* [Work to complete]
Listed below are entries; give the number of lines among them that include "JSON", and only that number.

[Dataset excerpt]

= = = = = = =

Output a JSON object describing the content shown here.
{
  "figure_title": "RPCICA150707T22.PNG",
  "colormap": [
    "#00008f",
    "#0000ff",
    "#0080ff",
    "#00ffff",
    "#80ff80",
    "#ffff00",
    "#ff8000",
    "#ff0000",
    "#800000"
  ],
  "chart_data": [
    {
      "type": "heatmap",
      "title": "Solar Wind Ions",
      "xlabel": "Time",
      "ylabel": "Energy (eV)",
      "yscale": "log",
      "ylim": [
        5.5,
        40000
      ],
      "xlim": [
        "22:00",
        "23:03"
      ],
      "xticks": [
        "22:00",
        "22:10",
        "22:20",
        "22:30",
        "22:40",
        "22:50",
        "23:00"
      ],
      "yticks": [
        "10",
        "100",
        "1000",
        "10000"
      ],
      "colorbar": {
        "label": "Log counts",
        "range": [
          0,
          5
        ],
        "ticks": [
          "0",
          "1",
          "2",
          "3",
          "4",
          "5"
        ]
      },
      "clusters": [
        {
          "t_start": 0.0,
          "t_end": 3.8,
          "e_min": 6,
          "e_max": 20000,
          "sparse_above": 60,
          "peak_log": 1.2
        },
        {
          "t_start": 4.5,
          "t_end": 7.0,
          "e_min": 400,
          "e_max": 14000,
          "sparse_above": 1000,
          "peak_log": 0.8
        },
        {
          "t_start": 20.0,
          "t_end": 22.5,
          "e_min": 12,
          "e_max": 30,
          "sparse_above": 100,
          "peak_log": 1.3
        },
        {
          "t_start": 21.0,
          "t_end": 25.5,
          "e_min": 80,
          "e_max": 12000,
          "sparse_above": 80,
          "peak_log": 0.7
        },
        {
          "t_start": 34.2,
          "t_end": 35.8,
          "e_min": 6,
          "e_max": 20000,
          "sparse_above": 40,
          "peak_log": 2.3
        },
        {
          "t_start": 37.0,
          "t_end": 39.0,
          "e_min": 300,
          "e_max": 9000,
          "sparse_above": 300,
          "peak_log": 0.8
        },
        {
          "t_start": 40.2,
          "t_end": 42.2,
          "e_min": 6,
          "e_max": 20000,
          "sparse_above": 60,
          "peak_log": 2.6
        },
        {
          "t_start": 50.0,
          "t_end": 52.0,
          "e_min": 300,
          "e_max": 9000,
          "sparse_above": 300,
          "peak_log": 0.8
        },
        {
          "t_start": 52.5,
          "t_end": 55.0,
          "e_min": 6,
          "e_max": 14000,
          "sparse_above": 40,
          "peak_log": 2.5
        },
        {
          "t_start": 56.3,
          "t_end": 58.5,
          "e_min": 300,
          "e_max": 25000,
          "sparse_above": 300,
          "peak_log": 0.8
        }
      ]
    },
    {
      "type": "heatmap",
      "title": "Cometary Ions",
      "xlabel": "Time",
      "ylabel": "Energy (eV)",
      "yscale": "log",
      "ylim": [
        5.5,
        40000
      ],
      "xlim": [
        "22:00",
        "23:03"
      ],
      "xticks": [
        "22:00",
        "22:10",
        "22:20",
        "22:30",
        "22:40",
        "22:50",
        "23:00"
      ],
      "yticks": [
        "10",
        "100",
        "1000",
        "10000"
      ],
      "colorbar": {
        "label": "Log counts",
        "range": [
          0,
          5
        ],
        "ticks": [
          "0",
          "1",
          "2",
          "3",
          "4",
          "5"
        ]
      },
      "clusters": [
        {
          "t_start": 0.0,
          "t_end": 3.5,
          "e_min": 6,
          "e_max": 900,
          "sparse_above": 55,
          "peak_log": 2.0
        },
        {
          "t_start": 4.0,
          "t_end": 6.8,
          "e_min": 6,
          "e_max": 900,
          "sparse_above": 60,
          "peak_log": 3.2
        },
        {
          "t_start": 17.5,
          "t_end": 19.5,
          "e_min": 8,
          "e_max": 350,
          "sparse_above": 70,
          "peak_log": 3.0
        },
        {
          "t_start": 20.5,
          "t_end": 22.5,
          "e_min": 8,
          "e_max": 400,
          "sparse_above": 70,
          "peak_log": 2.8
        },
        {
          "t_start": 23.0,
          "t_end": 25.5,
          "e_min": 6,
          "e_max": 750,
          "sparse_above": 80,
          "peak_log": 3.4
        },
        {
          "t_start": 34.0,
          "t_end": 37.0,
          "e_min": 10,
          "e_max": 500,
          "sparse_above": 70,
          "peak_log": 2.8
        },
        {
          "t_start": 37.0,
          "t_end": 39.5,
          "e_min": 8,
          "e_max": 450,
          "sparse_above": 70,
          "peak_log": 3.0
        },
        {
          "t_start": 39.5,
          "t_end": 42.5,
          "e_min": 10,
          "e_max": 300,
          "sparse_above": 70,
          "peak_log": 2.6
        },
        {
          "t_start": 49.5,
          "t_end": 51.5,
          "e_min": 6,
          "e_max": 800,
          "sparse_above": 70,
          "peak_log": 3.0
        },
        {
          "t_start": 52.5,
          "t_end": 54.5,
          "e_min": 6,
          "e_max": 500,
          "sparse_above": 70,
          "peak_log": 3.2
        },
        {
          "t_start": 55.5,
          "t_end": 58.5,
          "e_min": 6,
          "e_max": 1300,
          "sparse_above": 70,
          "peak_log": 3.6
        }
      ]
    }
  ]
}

= = = = = = =

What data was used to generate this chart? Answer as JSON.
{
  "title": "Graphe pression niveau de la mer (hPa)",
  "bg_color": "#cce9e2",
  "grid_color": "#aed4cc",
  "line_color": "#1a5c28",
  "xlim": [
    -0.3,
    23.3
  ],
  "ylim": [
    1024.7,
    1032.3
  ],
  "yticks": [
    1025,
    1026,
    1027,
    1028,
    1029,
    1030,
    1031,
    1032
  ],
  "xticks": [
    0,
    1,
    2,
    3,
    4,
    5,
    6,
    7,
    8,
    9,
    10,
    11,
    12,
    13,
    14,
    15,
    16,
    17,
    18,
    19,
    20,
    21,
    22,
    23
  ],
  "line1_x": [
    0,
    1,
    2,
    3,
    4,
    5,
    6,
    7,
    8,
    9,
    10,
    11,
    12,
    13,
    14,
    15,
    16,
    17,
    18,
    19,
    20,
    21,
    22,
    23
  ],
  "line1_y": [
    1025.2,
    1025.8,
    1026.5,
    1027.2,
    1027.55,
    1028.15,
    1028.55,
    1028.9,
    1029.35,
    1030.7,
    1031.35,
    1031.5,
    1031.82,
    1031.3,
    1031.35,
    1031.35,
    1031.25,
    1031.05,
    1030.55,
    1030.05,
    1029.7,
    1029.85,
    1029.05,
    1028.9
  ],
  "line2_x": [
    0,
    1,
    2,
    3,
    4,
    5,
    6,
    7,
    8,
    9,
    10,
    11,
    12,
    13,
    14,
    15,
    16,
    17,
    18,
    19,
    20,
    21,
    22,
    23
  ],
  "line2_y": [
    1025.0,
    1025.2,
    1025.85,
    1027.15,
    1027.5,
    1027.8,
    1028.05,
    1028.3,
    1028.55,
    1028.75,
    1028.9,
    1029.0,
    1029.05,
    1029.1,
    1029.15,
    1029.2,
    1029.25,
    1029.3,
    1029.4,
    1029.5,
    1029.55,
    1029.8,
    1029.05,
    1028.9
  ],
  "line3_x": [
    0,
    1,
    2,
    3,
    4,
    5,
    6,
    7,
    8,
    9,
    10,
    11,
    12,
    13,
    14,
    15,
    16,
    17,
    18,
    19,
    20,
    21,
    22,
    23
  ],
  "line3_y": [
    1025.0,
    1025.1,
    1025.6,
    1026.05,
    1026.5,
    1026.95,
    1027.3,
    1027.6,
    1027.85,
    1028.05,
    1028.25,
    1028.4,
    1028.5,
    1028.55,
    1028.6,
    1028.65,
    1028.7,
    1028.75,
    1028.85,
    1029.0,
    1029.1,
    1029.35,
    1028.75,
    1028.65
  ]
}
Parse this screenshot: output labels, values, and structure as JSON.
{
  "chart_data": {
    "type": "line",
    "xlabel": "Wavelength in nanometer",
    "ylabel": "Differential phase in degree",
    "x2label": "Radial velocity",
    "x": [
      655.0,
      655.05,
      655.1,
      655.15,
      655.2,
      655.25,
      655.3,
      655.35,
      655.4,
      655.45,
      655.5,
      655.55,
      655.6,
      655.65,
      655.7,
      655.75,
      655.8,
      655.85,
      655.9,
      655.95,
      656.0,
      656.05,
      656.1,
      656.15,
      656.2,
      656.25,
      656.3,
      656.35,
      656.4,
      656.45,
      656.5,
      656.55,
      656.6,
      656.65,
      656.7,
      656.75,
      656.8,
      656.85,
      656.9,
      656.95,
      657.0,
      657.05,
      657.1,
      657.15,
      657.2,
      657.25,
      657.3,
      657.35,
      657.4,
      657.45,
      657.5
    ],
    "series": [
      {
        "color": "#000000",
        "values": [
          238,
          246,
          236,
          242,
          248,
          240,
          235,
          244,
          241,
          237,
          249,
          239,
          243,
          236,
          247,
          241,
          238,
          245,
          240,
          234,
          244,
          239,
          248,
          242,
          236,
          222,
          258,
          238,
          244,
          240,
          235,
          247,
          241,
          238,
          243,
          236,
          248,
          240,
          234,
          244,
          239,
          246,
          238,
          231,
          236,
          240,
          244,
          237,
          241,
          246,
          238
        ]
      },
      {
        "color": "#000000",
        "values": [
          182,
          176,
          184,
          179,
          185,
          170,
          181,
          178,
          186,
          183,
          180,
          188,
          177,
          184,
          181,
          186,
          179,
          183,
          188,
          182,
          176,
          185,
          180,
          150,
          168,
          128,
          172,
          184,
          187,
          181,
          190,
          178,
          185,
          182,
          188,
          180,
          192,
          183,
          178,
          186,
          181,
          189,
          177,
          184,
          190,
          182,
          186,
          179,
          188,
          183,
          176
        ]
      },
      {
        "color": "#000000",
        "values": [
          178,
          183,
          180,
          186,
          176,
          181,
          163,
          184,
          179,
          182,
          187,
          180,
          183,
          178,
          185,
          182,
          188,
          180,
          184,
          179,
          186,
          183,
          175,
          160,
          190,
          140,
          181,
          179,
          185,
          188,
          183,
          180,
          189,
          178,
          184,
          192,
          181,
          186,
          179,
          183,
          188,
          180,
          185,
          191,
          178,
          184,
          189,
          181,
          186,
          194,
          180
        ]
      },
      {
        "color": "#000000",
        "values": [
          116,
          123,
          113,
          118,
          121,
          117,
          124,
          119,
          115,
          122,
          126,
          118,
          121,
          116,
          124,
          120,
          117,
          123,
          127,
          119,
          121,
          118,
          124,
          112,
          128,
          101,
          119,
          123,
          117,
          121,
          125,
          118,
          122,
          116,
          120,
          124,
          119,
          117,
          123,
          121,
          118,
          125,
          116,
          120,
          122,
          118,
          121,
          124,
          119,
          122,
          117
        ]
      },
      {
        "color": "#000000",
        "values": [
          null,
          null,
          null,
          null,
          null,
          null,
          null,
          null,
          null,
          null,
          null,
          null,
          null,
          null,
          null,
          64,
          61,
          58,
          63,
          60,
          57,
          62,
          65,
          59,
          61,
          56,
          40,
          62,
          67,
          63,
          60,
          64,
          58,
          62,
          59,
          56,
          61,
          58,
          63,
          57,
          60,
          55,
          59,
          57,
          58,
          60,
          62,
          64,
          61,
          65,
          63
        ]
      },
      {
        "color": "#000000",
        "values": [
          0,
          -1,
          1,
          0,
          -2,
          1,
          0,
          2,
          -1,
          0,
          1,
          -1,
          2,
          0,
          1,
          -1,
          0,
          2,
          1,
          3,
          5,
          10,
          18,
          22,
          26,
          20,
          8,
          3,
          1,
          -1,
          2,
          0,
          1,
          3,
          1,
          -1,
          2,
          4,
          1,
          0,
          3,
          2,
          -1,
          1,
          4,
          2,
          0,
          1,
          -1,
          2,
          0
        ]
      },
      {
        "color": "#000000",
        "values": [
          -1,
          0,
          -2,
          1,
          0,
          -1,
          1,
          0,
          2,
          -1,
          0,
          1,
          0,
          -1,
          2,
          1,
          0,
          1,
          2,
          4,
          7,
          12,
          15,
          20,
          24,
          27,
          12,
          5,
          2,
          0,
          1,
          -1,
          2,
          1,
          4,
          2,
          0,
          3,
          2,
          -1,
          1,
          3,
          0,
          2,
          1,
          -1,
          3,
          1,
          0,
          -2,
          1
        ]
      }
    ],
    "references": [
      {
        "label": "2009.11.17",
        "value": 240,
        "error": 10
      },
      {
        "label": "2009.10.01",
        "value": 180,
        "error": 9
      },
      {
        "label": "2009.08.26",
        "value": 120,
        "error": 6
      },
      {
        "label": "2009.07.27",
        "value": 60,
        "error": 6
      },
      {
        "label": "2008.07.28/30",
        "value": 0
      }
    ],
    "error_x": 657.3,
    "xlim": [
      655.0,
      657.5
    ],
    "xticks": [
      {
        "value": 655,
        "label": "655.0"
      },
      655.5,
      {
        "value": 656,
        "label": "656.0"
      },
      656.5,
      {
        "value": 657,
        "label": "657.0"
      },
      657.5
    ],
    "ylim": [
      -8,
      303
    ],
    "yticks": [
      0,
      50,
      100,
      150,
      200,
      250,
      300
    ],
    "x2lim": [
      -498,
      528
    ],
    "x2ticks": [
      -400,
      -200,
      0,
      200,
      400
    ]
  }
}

= = = = = = =

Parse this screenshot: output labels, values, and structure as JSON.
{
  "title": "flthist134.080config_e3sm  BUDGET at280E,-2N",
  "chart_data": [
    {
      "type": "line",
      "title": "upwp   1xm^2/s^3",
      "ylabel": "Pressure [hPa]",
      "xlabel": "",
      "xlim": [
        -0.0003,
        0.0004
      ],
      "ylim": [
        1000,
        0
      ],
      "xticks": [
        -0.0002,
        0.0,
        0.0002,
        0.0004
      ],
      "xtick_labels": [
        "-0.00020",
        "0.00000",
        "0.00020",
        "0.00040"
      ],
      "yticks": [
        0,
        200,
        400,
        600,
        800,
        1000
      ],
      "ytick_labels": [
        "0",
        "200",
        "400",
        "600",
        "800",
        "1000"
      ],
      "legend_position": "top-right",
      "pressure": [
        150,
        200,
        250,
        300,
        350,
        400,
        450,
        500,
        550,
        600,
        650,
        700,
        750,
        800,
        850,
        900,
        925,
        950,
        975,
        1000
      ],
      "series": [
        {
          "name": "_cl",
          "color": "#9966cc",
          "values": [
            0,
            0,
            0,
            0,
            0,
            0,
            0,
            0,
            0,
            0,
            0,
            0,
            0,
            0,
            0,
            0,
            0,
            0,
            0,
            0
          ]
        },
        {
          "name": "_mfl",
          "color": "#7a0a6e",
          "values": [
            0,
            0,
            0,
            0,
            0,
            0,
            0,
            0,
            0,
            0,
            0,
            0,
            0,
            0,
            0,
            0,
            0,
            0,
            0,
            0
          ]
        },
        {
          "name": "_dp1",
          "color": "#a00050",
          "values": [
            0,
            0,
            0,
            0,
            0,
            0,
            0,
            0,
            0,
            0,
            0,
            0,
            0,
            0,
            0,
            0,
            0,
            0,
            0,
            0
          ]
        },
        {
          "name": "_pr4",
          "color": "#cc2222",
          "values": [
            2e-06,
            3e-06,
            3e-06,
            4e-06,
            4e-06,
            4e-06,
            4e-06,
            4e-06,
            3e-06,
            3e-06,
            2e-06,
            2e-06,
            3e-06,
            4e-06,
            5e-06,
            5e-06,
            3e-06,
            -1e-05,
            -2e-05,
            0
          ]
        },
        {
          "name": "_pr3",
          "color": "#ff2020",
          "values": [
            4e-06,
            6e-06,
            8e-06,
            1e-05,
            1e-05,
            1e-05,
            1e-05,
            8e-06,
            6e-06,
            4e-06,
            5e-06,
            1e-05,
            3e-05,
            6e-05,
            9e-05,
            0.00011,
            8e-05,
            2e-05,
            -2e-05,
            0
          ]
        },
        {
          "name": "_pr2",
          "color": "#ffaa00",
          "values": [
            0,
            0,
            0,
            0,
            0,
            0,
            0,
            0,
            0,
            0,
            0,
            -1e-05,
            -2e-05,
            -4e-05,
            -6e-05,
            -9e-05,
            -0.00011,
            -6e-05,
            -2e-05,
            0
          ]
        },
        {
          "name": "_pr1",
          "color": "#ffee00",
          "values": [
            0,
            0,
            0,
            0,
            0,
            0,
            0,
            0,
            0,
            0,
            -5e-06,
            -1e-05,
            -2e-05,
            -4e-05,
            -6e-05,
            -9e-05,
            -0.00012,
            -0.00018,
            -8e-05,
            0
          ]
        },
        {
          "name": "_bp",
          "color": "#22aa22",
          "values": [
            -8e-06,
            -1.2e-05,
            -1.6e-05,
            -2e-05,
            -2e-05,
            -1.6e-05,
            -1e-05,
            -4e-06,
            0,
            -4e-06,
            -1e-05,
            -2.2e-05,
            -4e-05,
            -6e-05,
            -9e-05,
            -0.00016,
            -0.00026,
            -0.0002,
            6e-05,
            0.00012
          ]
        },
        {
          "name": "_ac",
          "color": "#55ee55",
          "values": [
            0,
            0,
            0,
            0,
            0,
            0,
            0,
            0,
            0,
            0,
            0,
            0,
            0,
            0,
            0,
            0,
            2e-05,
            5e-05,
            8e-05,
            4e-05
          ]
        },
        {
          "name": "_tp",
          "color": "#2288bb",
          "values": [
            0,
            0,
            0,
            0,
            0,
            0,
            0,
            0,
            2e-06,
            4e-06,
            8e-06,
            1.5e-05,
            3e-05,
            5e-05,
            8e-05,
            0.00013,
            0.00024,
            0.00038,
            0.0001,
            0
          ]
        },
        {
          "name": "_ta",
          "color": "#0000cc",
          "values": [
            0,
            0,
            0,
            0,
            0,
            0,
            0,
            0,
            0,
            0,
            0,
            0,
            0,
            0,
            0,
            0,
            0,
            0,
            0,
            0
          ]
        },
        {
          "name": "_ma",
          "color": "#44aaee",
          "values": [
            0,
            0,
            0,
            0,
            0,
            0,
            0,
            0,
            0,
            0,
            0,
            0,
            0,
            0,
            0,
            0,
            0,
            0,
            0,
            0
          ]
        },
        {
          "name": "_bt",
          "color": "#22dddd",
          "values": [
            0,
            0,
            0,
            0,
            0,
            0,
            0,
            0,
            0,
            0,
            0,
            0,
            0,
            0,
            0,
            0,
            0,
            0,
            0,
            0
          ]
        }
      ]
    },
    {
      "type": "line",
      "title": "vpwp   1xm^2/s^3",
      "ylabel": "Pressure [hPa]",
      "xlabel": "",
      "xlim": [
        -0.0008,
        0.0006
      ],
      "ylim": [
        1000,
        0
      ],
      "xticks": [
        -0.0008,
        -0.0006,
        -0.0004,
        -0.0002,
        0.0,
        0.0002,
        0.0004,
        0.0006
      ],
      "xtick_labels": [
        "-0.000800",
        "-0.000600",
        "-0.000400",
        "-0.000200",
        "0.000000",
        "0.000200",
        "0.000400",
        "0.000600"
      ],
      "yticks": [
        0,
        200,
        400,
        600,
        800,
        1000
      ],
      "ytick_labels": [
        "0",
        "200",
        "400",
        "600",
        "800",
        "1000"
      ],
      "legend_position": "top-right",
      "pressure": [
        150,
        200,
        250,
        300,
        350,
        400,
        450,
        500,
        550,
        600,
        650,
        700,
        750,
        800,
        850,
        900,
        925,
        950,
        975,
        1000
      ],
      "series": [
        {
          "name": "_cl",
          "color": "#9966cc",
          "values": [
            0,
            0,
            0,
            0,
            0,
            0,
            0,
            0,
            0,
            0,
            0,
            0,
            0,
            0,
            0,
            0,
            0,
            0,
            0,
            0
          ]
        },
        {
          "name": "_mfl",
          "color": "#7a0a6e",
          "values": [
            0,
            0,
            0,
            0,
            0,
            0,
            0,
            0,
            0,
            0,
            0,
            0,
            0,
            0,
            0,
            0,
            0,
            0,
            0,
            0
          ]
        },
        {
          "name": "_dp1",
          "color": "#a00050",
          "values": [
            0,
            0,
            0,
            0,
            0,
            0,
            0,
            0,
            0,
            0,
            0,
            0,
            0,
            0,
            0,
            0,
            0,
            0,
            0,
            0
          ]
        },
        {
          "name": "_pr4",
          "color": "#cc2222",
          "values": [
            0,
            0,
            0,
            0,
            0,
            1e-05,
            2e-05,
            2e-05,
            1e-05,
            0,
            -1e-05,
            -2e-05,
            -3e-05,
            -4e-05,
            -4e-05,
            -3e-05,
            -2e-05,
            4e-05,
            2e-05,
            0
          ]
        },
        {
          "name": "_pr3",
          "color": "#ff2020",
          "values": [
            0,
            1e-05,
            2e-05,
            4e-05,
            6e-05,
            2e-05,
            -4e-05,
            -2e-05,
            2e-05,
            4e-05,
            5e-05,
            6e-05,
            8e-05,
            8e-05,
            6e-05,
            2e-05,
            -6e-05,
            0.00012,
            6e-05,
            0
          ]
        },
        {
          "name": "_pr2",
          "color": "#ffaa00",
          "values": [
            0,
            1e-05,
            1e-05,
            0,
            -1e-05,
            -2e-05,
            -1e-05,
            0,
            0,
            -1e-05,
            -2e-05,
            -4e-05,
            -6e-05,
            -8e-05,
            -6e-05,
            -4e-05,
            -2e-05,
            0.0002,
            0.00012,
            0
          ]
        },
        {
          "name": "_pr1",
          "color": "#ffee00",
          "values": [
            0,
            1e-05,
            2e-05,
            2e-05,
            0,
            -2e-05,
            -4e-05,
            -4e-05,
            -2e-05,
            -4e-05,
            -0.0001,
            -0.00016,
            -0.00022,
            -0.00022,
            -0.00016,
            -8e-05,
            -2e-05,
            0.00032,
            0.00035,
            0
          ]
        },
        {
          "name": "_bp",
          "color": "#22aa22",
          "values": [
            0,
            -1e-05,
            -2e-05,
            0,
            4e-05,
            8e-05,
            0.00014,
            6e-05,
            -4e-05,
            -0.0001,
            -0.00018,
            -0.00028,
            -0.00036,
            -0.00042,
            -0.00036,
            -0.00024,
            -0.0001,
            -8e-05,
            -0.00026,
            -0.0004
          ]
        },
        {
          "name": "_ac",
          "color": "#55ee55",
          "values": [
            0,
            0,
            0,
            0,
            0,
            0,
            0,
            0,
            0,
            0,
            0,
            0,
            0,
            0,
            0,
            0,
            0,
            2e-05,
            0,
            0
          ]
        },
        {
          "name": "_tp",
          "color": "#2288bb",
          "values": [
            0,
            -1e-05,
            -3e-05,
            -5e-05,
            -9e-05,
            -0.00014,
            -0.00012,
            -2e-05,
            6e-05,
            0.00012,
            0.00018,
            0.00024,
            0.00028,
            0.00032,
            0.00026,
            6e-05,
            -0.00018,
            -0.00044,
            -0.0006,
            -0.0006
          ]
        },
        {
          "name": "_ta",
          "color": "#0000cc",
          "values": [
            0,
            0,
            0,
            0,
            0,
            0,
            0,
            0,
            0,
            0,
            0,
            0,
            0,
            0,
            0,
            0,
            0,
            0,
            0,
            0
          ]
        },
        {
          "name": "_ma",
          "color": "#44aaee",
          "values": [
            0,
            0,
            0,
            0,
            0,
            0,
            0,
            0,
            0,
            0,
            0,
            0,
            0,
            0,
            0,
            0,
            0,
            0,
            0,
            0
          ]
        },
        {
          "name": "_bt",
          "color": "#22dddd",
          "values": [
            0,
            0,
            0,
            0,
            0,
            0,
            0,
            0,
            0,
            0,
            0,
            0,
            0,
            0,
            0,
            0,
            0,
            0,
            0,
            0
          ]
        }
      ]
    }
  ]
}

= = = = = = =

* [Complete response]
4